Saved data entries:
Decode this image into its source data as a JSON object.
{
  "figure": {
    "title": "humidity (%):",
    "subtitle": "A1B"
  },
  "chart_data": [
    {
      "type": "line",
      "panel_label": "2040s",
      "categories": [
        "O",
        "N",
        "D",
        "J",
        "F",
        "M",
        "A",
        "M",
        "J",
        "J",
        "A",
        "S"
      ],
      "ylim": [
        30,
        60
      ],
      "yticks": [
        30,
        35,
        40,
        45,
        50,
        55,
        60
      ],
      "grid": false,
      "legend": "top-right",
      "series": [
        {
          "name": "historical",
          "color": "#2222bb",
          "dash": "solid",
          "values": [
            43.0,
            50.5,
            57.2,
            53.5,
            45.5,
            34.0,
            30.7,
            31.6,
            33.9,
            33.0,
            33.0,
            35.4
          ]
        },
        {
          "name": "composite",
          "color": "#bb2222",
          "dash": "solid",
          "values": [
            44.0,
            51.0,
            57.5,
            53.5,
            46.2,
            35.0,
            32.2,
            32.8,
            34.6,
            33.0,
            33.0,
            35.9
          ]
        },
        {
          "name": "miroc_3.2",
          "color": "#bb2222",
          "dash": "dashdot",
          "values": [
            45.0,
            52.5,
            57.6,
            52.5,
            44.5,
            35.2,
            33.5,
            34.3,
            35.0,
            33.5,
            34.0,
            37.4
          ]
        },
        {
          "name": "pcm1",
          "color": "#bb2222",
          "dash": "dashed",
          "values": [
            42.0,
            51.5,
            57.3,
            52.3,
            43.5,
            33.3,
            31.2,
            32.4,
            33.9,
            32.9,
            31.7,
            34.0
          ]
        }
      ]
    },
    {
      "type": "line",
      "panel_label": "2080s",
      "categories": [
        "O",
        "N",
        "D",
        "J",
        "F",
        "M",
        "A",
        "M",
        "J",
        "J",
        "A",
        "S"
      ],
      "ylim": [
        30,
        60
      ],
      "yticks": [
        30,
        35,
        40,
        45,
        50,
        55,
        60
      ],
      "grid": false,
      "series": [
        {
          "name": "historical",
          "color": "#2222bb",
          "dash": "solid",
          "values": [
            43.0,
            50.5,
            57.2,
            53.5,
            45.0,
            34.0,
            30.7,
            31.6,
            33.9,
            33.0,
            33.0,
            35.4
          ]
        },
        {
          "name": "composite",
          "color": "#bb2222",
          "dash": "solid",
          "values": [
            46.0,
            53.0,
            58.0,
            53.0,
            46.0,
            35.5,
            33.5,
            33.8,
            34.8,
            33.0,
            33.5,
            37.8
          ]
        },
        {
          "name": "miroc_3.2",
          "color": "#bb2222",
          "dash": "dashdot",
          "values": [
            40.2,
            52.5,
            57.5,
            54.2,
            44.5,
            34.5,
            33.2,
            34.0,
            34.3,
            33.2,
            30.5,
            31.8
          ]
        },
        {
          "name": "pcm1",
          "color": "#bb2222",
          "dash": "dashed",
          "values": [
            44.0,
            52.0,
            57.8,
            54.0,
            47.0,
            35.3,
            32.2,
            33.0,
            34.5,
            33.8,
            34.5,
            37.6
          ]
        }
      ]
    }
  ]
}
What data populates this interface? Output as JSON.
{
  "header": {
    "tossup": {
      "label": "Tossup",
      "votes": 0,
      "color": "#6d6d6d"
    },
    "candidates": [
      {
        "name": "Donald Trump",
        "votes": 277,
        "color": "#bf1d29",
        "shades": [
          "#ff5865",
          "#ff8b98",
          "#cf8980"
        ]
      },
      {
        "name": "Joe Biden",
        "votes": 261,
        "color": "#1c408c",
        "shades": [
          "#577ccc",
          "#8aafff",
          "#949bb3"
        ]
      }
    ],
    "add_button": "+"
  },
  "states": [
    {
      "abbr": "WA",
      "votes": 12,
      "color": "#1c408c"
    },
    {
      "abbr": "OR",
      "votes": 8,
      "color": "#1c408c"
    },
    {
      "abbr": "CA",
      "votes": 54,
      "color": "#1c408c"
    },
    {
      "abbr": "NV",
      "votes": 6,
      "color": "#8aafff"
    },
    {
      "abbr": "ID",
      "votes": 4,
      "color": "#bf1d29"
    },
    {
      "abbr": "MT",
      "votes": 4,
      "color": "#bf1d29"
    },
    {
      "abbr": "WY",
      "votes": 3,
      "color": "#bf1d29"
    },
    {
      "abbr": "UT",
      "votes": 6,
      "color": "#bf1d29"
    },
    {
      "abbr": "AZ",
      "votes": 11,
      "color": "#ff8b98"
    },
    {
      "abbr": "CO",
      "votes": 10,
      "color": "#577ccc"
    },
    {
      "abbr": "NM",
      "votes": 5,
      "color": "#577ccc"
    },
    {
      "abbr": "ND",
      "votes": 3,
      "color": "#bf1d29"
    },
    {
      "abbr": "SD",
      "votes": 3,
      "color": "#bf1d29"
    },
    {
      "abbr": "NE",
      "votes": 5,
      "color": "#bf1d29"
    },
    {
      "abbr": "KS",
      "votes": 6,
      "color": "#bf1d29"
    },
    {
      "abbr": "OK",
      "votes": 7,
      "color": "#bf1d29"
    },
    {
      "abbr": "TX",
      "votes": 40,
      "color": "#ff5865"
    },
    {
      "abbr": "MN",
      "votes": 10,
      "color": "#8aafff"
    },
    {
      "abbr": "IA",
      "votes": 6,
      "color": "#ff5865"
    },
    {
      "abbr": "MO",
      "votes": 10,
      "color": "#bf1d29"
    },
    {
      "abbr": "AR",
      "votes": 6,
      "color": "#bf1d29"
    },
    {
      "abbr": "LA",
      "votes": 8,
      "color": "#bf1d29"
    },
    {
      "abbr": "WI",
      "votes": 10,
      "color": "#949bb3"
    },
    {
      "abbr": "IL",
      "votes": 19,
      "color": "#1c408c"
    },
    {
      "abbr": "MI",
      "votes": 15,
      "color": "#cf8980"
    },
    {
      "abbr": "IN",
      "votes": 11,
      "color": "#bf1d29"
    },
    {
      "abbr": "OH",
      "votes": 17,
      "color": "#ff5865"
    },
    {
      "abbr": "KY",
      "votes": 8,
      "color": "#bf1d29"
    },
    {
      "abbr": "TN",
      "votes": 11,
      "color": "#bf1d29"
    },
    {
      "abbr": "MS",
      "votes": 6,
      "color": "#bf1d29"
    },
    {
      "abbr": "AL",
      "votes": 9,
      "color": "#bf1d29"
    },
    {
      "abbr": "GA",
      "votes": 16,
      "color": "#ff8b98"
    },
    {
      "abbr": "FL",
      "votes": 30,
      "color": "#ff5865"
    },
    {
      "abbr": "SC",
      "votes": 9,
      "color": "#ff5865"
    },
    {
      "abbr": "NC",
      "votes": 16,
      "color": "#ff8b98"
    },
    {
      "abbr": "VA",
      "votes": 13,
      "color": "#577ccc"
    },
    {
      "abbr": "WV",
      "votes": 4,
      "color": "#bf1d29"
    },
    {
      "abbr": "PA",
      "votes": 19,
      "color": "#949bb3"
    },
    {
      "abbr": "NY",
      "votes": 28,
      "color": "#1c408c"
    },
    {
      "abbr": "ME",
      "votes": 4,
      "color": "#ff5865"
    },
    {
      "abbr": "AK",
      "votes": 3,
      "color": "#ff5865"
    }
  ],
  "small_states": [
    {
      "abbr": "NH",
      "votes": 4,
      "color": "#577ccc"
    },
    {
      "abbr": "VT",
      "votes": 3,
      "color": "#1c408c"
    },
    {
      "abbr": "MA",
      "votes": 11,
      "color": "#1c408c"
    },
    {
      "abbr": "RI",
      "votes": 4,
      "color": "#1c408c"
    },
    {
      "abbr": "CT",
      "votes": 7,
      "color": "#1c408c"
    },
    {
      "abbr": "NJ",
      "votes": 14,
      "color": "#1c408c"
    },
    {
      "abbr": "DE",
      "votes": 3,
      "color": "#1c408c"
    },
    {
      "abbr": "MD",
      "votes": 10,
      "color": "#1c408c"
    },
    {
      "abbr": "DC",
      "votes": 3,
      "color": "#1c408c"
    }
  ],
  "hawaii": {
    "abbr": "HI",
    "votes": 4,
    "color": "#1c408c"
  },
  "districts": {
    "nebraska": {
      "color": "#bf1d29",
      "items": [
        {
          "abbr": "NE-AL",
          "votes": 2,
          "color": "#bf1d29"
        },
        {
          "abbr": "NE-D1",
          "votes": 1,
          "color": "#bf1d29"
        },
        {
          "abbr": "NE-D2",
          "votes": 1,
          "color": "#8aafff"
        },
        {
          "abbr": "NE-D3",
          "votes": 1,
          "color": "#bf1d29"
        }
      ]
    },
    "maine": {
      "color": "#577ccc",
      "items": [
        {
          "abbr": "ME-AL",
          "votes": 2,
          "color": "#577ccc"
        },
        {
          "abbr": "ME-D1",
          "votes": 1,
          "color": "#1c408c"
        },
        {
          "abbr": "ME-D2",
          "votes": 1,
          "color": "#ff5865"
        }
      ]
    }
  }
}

- [WHAT YOU HAVE TO DO]: Scan the records above for the string "JSON", then report every line that contains it.

- [EXERCISE SOLUTION]:
Decode this image into its source data as a JSON object.
What data populates this interface? Output as JSON.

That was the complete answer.